== Input records
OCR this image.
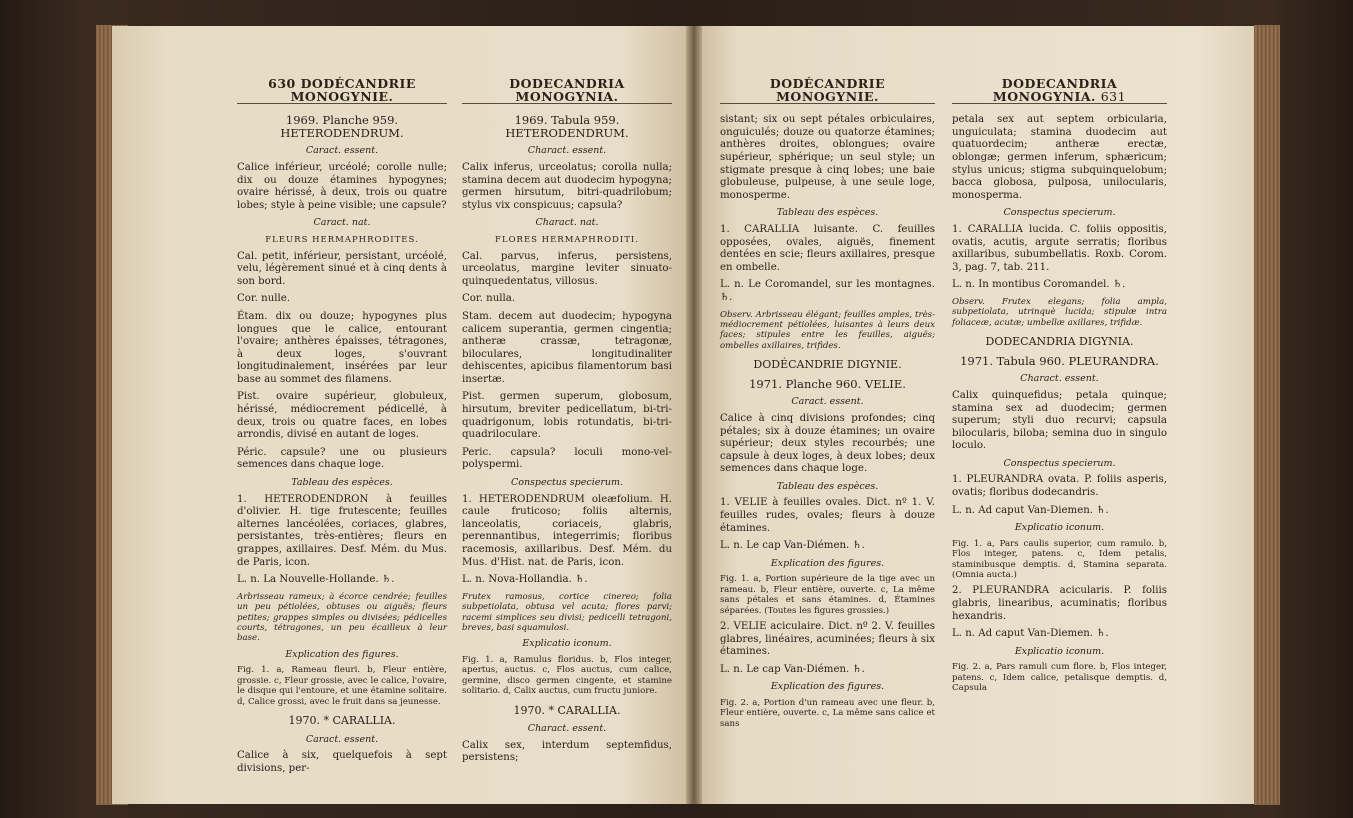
630 DODÉCANDRIE MONOGYNIE.
1969. Planche 959. HETERODENDRUM.
Caract. essent.
Calice inférieur, urcéolé; corolle nulle; dix ou douze étamines hypogynes; ovaire hérissé, à deux, trois ou quatre lobes; style à peine visible; une capsule?
Caract. nat.
FLEURS HERMAPHRODITES.
Cal. petit, inférieur, persistant, urcéolé, velu, légèrement sinué et à cinq dents à son bord.
Cor. nulle.
Étam. dix ou douze; hypogynes plus longues que le calice, entourant l'ovaire; anthères épaisses, tétragones, à deux loges, s'ouvrant longitudinalement, insérées par leur base au sommet des filamens.
Pist. ovaire supérieur, globuleux, hérissé, médiocrement pédicellé, à deux, trois ou quatre faces, en lobes arrondis, divisé en autant de loges.
Péric. capsule? une ou plusieurs semences dans chaque loge.
Tableau des espèces.
1. HETERODENDRON à feuilles d'olivier. H. tige frutescente; feuilles alternes lancéolées, coriaces, glabres, persistantes, très-entières; fleurs en grappes, axillaires. Desf. Mém. du Mus. de Paris, icon.
L. n. La Nouvelle-Hollande. ♄.
Arbrisseau rameux; à écorce cendrée; feuilles un peu pétiolées, obtuses ou aiguës; fleurs petites; grappes simples ou divisées; pédicelles courts, tétragones, un peu écailleux à leur base.
Explication des figures.
Fig. 1. a, Rameau fleuri. b, Fleur entière, grossie. c, Fleur grossie, avec le calice, l'ovaire, le disque qui l'entoure, et une étamine solitaire. d, Calice grossi, avec le fruit dans sa jeunesse.
1970. * CARALLIA.
Caract. essent.
Calice à six, quelquefois à sept divisions, per-
DODECANDRIA MONOGYNIA.
1969. Tabula 959. HETERODENDRUM.
Charact. essent.
Calix inferus, urceolatus; corolla nulla; stamina decem aut duodecim hypogyna; germen hirsutum, bitri-quadrilobum; stylus vix conspicuus; capsula?
Charact. nat.
FLORES HERMAPHRODITI.
Cal. parvus, inferus, persistens, urceolatus, margine leviter sinuato-quinquedentatus, villosus.
Cor. nulla.
Stam. decem aut duodecim; hypogyna calicem superantia, germen cingentia; antheræ crassæ, tetragonæ, biloculares, longitudinaliter dehiscentes, apicibus filamentorum basi insertæ.
Pist. germen superum, globosum, hirsutum, breviter pedicellatum, bi-tri-quadrigonum, lobis rotundatis, bi-tri-quadriloculare.
Peric. capsula? loculi mono-vel-polyspermi.
Conspectus specierum.
1. HETERODENDRUM oleæfolium. H. caule fruticoso; foliis alternis, lanceolatis, coriaceis, glabris, perennantibus, integerrimis; floribus racemosis, axillaribus. Desf. Mém. du Mus. d'Hist. nat. de Paris, icon.
L. n. Nova-Hollandia. ♄.
Frutex ramosus, cortice cinereo; folia subpetiolata, obtusa vel acuta; flores parvi; racemi simplices seu divisi; pedicelli tetragoni, breves, basi squamulosi.
Explicatio iconum.
Fig. 1. a, Ramulus floridus. b, Flos integer, apertus, auctus. c, Flos auctus, cum calice, germine, disco germen cingente, et stamine solitario. d, Calix auctus, cum fructu juniore.
1970. * CARALLIA.
Charact. essent.
Calix sex, interdum septemfidus, persistens;
DODÉCANDRIE MONOGYNIE.
sistant; six ou sept pétales orbiculaires, onguiculés; douze ou quatorze étamines; anthères droites, oblongues; ovaire supérieur, sphérique; un seul style; un stigmate presque à cinq lobes; une baie globuleuse, pulpeuse, à une seule loge, monosperme.
Tableau des espèces.
1. CARALLIA luisante. C. feuilles opposées, ovales, aiguës, finement dentées en scie; fleurs axillaires, presque en ombelle.
L. n. Le Coromandel, sur les montagnes. ♄.
Observ. Arbrisseau élégant; feuilles amples, très-médiocrement pétiolées, luisantes à leurs deux faces; stipules entre les feuilles, aiguës; ombelles axillaires, trifides.
DODÉCANDRIE DIGYNIE.
1971. Planche 960. VELIE.
Caract. essent.
Calice à cinq divisions profondes; cinq pétales; six à douze étamines; un ovaire supérieur; deux styles recourbés; une capsule à deux loges, à deux lobes; deux semences dans chaque loge.
Tableau des espèces.
1. VELIE à feuilles ovales. Dict. nº 1. V. feuilles rudes, ovales; fleurs à douze étamines.
L. n. Le cap Van-Diémen. ♄.
Explication des figures.
Fig. 1. a, Portion supérieure de la tige avec un rameau. b, Fleur entière, ouverte. c, La même sans pétales et sans étamines. d, Étamines séparées. (Toutes les figures grossies.)
2. VELIE aciculaire. Dict. nº 2. V. feuilles glabres, linéaires, acuminées; fleurs à six étamines.
L. n. Le cap Van-Diémen. ♄.
Explication des figures.
Fig. 2. a, Portion d'un rameau avec une fleur. b, Fleur entière, ouverte. c, La même sans calice et sans
DODECANDRIA MONOGYNIA. 631
petala sex aut septem orbicularia, unguiculata; stamina duodecim aut quatuordecim; antheræ erectæ, oblongæ; germen inferum, sphæricum; stylus unicus; stigma subquinquelobum; bacca globosa, pulposa, unilocularis, monosperma.
Conspectus specierum.
1. CARALLIA lucida. C. foliis oppositis, ovatis, acutis, argute serratis; floribus axillaribus, subumbellatis. Roxb. Corom. 3, pag. 7, tab. 211.
L. n. In montibus Coromandel. ♄.
Observ. Frutex elegans; folia ampla, subpetiolata, utrinquè lucida; stipulæ intra foliaceæ, acutæ; umbellæ axillares, trifidæ.
DODECANDRIA DIGYNIA.
1971. Tabula 960. PLEURANDRA.
Charact. essent.
Calix quinquefidus; petala quinque; stamina sex ad duodecim; germen superum; styli duo recurvi; capsula bilocularis, biloba; semina duo in singulo loculo.
Conspectus specierum.
1. PLEURANDRA ovata. P. foliis asperis, ovatis; floribus dodecandris.
L. n. Ad caput Van-Diemen. ♄.
Explicatio iconum.
Fig. 1. a, Pars caulis superior, cum ramulo. b, Flos integer, patens. c, Idem petalis, staminibusque demptis. d, Stamina separata. (Omnia aucta.)
2. PLEURANDRA acicularis. P. foliis glabris, linearibus, acuminatis; floribus hexandris.
L. n. Ad caput Van-Diemen. ♄.
Explicatio iconum.
Fig. 2. a, Pars ramuli cum flore. b, Flos integer, patens. c, Idem calice, petalisque demptis. d, Capsula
====
(Problem requirements)
Each record must be quoted in full and exactly. Do not include the pictures.

(Exercise response)
OCR this image.
630 DODÉCANDRIE MONOGYNIE.
1969. Planche 959. HETERODENDRUM.
Caract. essent.
Calice inférieur, urcéolé; corolle nulle; dix ou douze étamines hypogynes; ovaire hérissé, à deux, trois ou quatre lobes; style à peine visible; une capsule?
Caract. nat.
FLEURS HERMAPHRODITES.
Cal. petit, inférieur, persistant, urcéolé, velu, légèrement sinué et à cinq dents à son bord.
Cor. nulle.
Étam. dix ou douze; hypogynes plus longues que le calice, entourant l'ovaire; anthères épaisses, tétragones, à deux loges, s'ouvrant longitudinalement, insérées par leur base au sommet des filamens.
Pist. ovaire supérieur, globuleux, hérissé, médiocrement pédicellé, à deux, trois ou quatre faces, en lobes arrondis, divisé en autant de loges.
Péric. capsule? une ou plusieurs semences dans chaque loge.
Tableau des espèces.
1. HETERODENDRON à feuilles d'olivier. H. tige frutescente; feuilles alternes lancéolées, coriaces, glabres, persistantes, très-entières; fleurs en grappes, axillaires. Desf. Mém. du Mus. de Paris, icon.
L. n. La Nouvelle-Hollande. ♄.
Arbrisseau rameux; à écorce cendrée; feuilles un peu pétiolées, obtuses ou aiguës; fleurs petites; grappes simples ou divisées; pédicelles courts, tétragones, un peu écailleux à leur base.
Explication des figures.
Fig. 1. a, Rameau fleuri. b, Fleur entière, grossie. c, Fleur grossie, avec le calice, l'ovaire, le disque qui l'entoure, et une étamine solitaire. d, Calice grossi, avec le fruit dans sa jeunesse.
1970. * CARALLIA.
Caract. essent.
Calice à six, quelquefois à sept divisions, per-
DODECANDRIA MONOGYNIA.
1969. Tabula 959. HETERODENDRUM.
Charact. essent.
Calix inferus, urceolatus; corolla nulla; stamina decem aut duodecim hypogyna; germen hirsutum, bitri-quadrilobum; stylus vix conspicuus; capsula?
Charact. nat.
FLORES HERMAPHRODITI.
Cal. parvus, inferus, persistens, urceolatus, margine leviter sinuato-quinquedentatus, villosus.
Cor. nulla.
Stam. decem aut duodecim; hypogyna calicem superantia, germen cingentia; antheræ crassæ, tetragonæ, biloculares, longitudinaliter dehiscentes, apicibus filamentorum basi insertæ.
Pist. germen superum, globosum, hirsutum, breviter pedicellatum, bi-tri-quadrigonum, lobis rotundatis, bi-tri-quadriloculare.
Peric. capsula? loculi mono-vel-polyspermi.
Conspectus specierum.
1. HETERODENDRUM oleæfolium. H. caule fruticoso; foliis alternis, lanceolatis, coriaceis, glabris, perennantibus, integerrimis; floribus racemosis, axillaribus. Desf. Mém. du Mus. d'Hist. nat. de Paris, icon.
L. n. Nova-Hollandia. ♄.
Frutex ramosus, cortice cinereo; folia subpetiolata, obtusa vel acuta; flores parvi; racemi simplices seu divisi; pedicelli tetragoni, breves, basi squamulosi.
Explicatio iconum.
Fig. 1. a, Ramulus floridus. b, Flos integer, apertus, auctus. c, Flos auctus, cum calice, germine, disco germen cingente, et stamine solitario. d, Calix auctus, cum fructu juniore.
1970. * CARALLIA.
Charact. essent.
Calix sex, interdum septemfidus, persistens;
DODÉCANDRIE MONOGYNIE.
sistant; six ou sept pétales orbiculaires, onguiculés; douze ou quatorze étamines; anthères droites, oblongues; ovaire supérieur, sphérique; un seul style; un stigmate presque à cinq lobes; une baie globuleuse, pulpeuse, à une seule loge, monosperme.
Tableau des espèces.
1. CARALLIA luisante. C. feuilles opposées, ovales, aiguës, finement dentées en scie; fleurs axillaires, presque en ombelle.
L. n. Le Coromandel, sur les montagnes. ♄.
Observ. Arbrisseau élégant; feuilles amples, très-médiocrement pétiolées, luisantes à leurs deux faces; stipules entre les feuilles, aiguës; ombelles axillaires, trifides.
DODÉCANDRIE DIGYNIE.
1971. Planche 960. VELIE.
Caract. essent.
Calice à cinq divisions profondes; cinq pétales; six à douze étamines; un ovaire supérieur; deux styles recourbés; une capsule à deux loges, à deux lobes; deux semences dans chaque loge.
Tableau des espèces.
1. VELIE à feuilles ovales. Dict. nº 1. V. feuilles rudes, ovales; fleurs à douze étamines.
L. n. Le cap Van-Diémen. ♄.
Explication des figures.
Fig. 1. a, Portion supérieure de la tige avec un rameau. b, Fleur entière, ouverte. c, La même sans pétales et sans étamines. d, Étamines séparées. (Toutes les figures grossies.)
2. VELIE aciculaire. Dict. nº 2. V. feuilles glabres, linéaires, acuminées; fleurs à six étamines.
L. n. Le cap Van-Diémen. ♄.
Explication des figures.
Fig. 2. a, Portion d'un rameau avec une fleur. b, Fleur entière, ouverte. c, La même sans calice et sans
DODECANDRIA MONOGYNIA. 631
petala sex aut septem orbicularia, unguiculata; stamina duodecim aut quatuordecim; antheræ erectæ, oblongæ; germen inferum, sphæricum; stylus unicus; stigma subquinquelobum; bacca globosa, pulposa, unilocularis, monosperma.
Conspectus specierum.
1. CARALLIA lucida. C. foliis oppositis, ovatis, acutis, argute serratis; floribus axillaribus, subumbellatis. Roxb. Corom. 3, pag. 7, tab. 211.
L. n. In montibus Coromandel. ♄.
Observ. Frutex elegans; folia ampla, subpetiolata, utrinquè lucida; stipulæ intra foliaceæ, acutæ; umbellæ axillares, trifidæ.
DODECANDRIA DIGYNIA.
1971. Tabula 960. PLEURANDRA.
Charact. essent.
Calix quinquefidus; petala quinque; stamina sex ad duodecim; germen superum; styli duo recurvi; capsula bilocularis, biloba; semina duo in singulo loculo.
Conspectus specierum.
1. PLEURANDRA ovata. P. foliis asperis, ovatis; floribus dodecandris.
L. n. Ad caput Van-Diemen. ♄.
Explicatio iconum.
Fig. 1. a, Pars caulis superior, cum ramulo. b, Flos integer, patens. c, Idem petalis, staminibusque demptis. d, Stamina separata. (Omnia aucta.)
2. PLEURANDRA acicularis. P. foliis glabris, linearibus, acuminatis; floribus hexandris.
L. n. Ad caput Van-Diemen. ♄.
Explicatio iconum.
Fig. 2. a, Pars ramuli cum flore. b, Flos integer, patens. c, Idem calice, petalisque demptis. d, Capsula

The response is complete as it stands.